PROBLEM REQUIREMENTS
Images should be left out, and everything else in the listing reproduced exactly.
====== TASK MATERIAL ======
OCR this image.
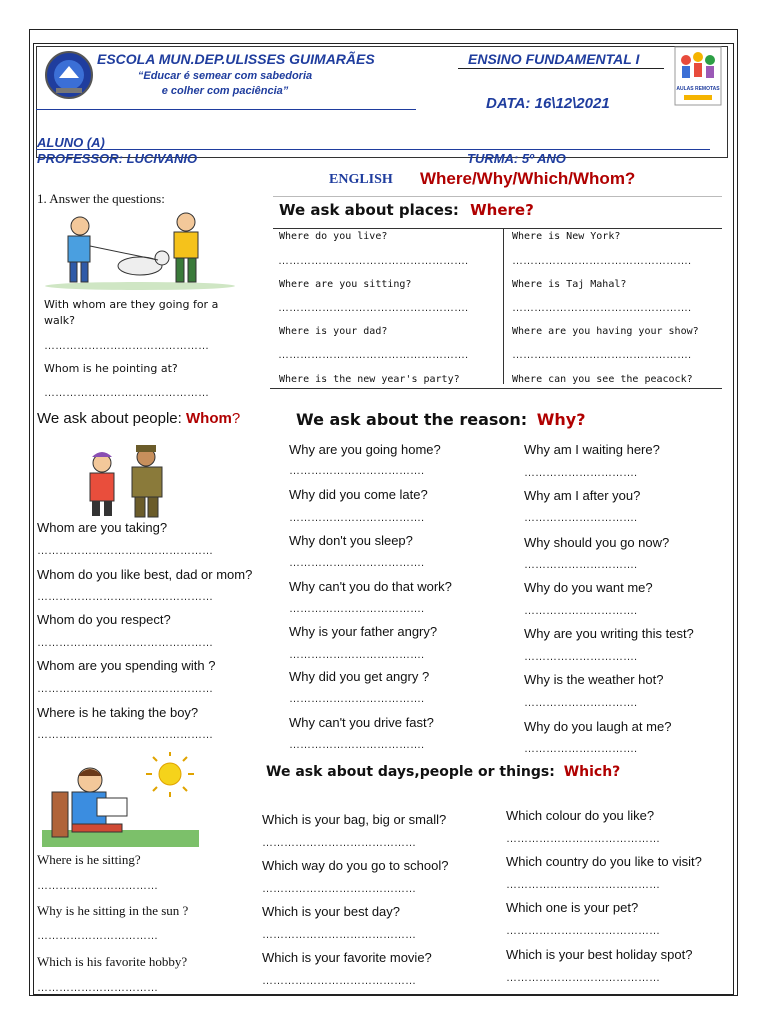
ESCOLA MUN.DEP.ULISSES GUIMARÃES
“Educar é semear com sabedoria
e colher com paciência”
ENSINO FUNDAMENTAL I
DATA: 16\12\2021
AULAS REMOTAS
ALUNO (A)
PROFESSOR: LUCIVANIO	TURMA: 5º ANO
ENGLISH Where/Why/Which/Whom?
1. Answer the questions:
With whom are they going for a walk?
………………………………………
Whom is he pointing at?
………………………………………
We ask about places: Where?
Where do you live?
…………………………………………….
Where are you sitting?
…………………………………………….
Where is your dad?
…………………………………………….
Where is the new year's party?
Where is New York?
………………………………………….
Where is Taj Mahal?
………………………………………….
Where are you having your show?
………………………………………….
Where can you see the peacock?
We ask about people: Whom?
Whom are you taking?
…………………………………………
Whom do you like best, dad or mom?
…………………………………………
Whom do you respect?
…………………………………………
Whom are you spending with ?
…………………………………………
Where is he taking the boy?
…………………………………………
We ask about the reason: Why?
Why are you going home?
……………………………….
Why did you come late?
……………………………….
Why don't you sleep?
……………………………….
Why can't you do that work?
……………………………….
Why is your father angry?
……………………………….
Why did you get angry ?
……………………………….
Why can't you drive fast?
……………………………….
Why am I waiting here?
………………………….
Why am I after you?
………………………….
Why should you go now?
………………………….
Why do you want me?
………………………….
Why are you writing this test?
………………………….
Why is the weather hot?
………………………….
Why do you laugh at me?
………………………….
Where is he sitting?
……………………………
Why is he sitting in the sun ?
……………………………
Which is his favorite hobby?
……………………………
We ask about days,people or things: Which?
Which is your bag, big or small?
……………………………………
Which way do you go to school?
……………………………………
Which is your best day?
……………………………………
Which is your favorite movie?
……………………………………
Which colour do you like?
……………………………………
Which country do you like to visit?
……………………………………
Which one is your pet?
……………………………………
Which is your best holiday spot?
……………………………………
======
SOLUTION TO THIS TASK
OCR this image.
ESCOLA MUN.DEP.ULISSES GUIMARÃES
“Educar é semear com sabedoria
e colher com paciência”
ENSINO FUNDAMENTAL I
DATA: 16\12\2021
AULAS REMOTAS
ALUNO (A)
PROFESSOR: LUCIVANIO	TURMA: 5º ANO
ENGLISH Where/Why/Which/Whom?
1. Answer the questions:
With whom are they going for a walk?
………………………………………
Whom is he pointing at?
………………………………………
We ask about places: Where?
Where do you live?
…………………………………………….
Where are you sitting?
…………………………………………….
Where is your dad?
…………………………………………….
Where is the new year's party?
Where is New York?
………………………………………….
Where is Taj Mahal?
………………………………………….
Where are you having your show?
………………………………………….
Where can you see the peacock?
We ask about people: Whom?
Whom are you taking?
…………………………………………
Whom do you like best, dad or mom?
…………………………………………
Whom do you respect?
…………………………………………
Whom are you spending with ?
…………………………………………
Where is he taking the boy?
…………………………………………
We ask about the reason: Why?
Why are you going home?
……………………………….
Why did you come late?
……………………………….
Why don't you sleep?
……………………………….
Why can't you do that work?
……………………………….
Why is your father angry?
……………………………….
Why did you get angry ?
……………………………….
Why can't you drive fast?
……………………………….
Why am I waiting here?
………………………….
Why am I after you?
………………………….
Why should you go now?
………………………….
Why do you want me?
………………………….
Why are you writing this test?
………………………….
Why is the weather hot?
………………………….
Why do you laugh at me?
………………………….
Where is he sitting?
……………………………
Why is he sitting in the sun ?
……………………………
Which is his favorite hobby?
……………………………
We ask about days,people or things: Which?
Which is your bag, big or small?
……………………………………
Which way do you go to school?
……………………………………
Which is your best day?
……………………………………
Which is your favorite movie?
……………………………………
Which colour do you like?
……………………………………
Which country do you like to visit?
……………………………………
Which one is your pet?
……………………………………
Which is your best holiday spot?
……………………………………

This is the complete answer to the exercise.